* Aim of the exercise
Locate "Output a JSON" in the listing. Transcribe the line that contains it and every line that follows, through the last, omitting all pictures.
>> BEGIN The records
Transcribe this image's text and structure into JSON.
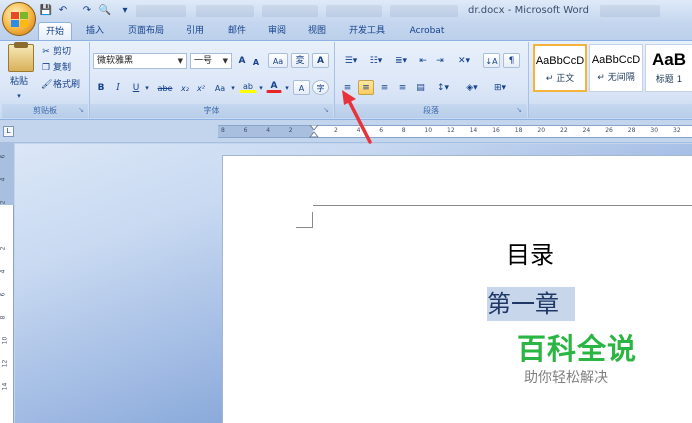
{
  "window": {
    "title": "dr.docx - Microsoft Word",
    "blurred_tabs": [
      "",
      "",
      "",
      "",
      "",
      ""
    ]
  },
  "quick_access": {
    "save": "💾",
    "undo": "↶",
    "redo": "↷",
    "customize": "▾"
  },
  "ribbon_tabs": [
    "开始",
    "插入",
    "页面布局",
    "引用",
    "邮件",
    "审阅",
    "视图",
    "开发工具",
    "Acrobat"
  ],
  "clipboard": {
    "paste": "粘贴",
    "cut": "剪切",
    "copy": "复制",
    "format_painter": "格式刷",
    "label": "剪贴板"
  },
  "font": {
    "family": "微软雅黑",
    "size": "一号",
    "grow": "A",
    "shrink": "A",
    "clear": "Aa",
    "phonetic": "変",
    "border": "A",
    "bold": "B",
    "italic": "I",
    "underline": "U",
    "strike": "abe",
    "subscript": "x₂",
    "superscript": "x²",
    "case": "Aa",
    "highlight": "ab",
    "color": "A",
    "enclose": "字",
    "label": "字体"
  },
  "paragraph": {
    "label": "段落"
  },
  "styles": [
    {
      "sample": "AaBbCcD",
      "name": "↵ 正文"
    },
    {
      "sample": "AaBbCcD",
      "name": "↵ 无间隔"
    },
    {
      "sample": "AaB",
      "name": "标题 1"
    }
  ],
  "ruler": {
    "h_labels": [
      "8",
      "6",
      "4",
      "2",
      "",
      "2",
      "4",
      "6",
      "8",
      "10",
      "12",
      "14",
      "16",
      "18",
      "20",
      "22",
      "24",
      "26",
      "28",
      "30",
      "32"
    ],
    "v_labels": [
      "6",
      "4",
      "2",
      "",
      "2",
      "4",
      "6",
      "8",
      "10",
      "12",
      "14"
    ],
    "toggle": "L"
  },
  "document": {
    "toc_title": "目录",
    "heading_1": "第一章"
  },
  "watermark": {
    "title": "百科全说",
    "subtitle": "助你轻松解决"
  },
  "colors": {
    "accent_red_arrow": "#e8333a",
    "watermark_green": "#2bb542",
    "ribbon_blue": "#dbe6f7"
  }
}
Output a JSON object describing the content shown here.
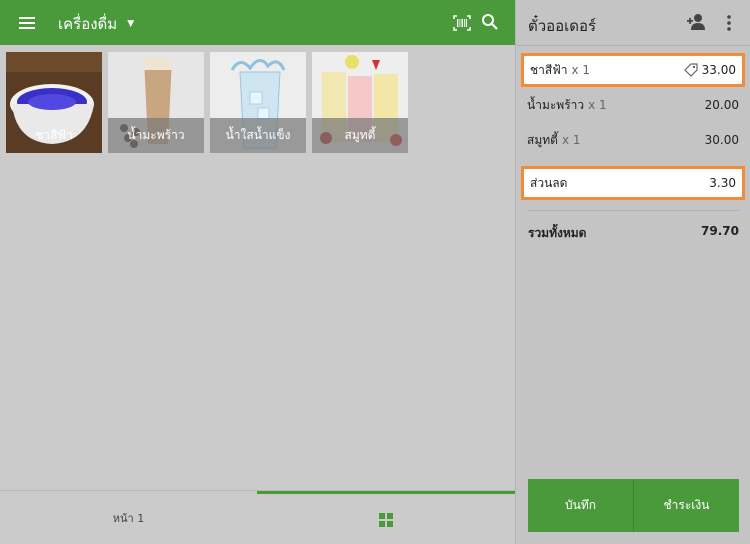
{
  "topbar": {
    "category": "เครื่องดื่ม"
  },
  "products": [
    {
      "name": "ชาสีฟ้า"
    },
    {
      "name": "น้ำมะพร้าว"
    },
    {
      "name": "น้ำใสน้ำแข็ง"
    },
    {
      "name": "สมูทตี้"
    }
  ],
  "bottom": {
    "page_label": "หน้า 1"
  },
  "ticket": {
    "title": "ตั๋วออเดอร์",
    "items": [
      {
        "name": "ชาสีฟ้า",
        "qty": "x 1",
        "amount": "33.00",
        "icon": "tag-icon"
      },
      {
        "name": "น้ำมะพร้าว",
        "qty": "x 1",
        "amount": "20.00"
      },
      {
        "name": "สมูทตี้",
        "qty": "x 1",
        "amount": "30.00"
      }
    ],
    "discount": {
      "label": "ส่วนลด",
      "amount": "3.30"
    },
    "total": {
      "label": "รวมทั้งหมด",
      "amount": "79.70"
    },
    "save_label": "บันทึก",
    "charge_label": "ชำระเงิน"
  },
  "colors": {
    "accent": "#4a9a3c",
    "highlight": "#f08c3a"
  }
}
>> END The records
* Response
Output a JSON object describing the content shown here.
{
  "topbar": {
    "category": "เครื่องดื่ม"
  },
  "products": [
    {
      "name": "ชาสีฟ้า"
    },
    {
      "name": "น้ำมะพร้าว"
    },
    {
      "name": "น้ำใสน้ำแข็ง"
    },
    {
      "name": "สมูทตี้"
    }
  ],
  "bottom": {
    "page_label": "หน้า 1"
  },
  "ticket": {
    "title": "ตั๋วออเดอร์",
    "items": [
      {
        "name": "ชาสีฟ้า",
        "qty": "x 1",
        "amount": "33.00",
        "icon": "tag-icon"
      },
      {
        "name": "น้ำมะพร้าว",
        "qty": "x 1",
        "amount": "20.00"
      },
      {
        "name": "สมูทตี้",
        "qty": "x 1",
        "amount": "30.00"
      }
    ],
    "discount": {
      "label": "ส่วนลด",
      "amount": "3.30"
    },
    "total": {
      "label": "รวมทั้งหมด",
      "amount": "79.70"
    },
    "save_label": "บันทึก",
    "charge_label": "ชำระเงิน"
  },
  "colors": {
    "accent": "#4a9a3c",
    "highlight": "#f08c3a"
  }
}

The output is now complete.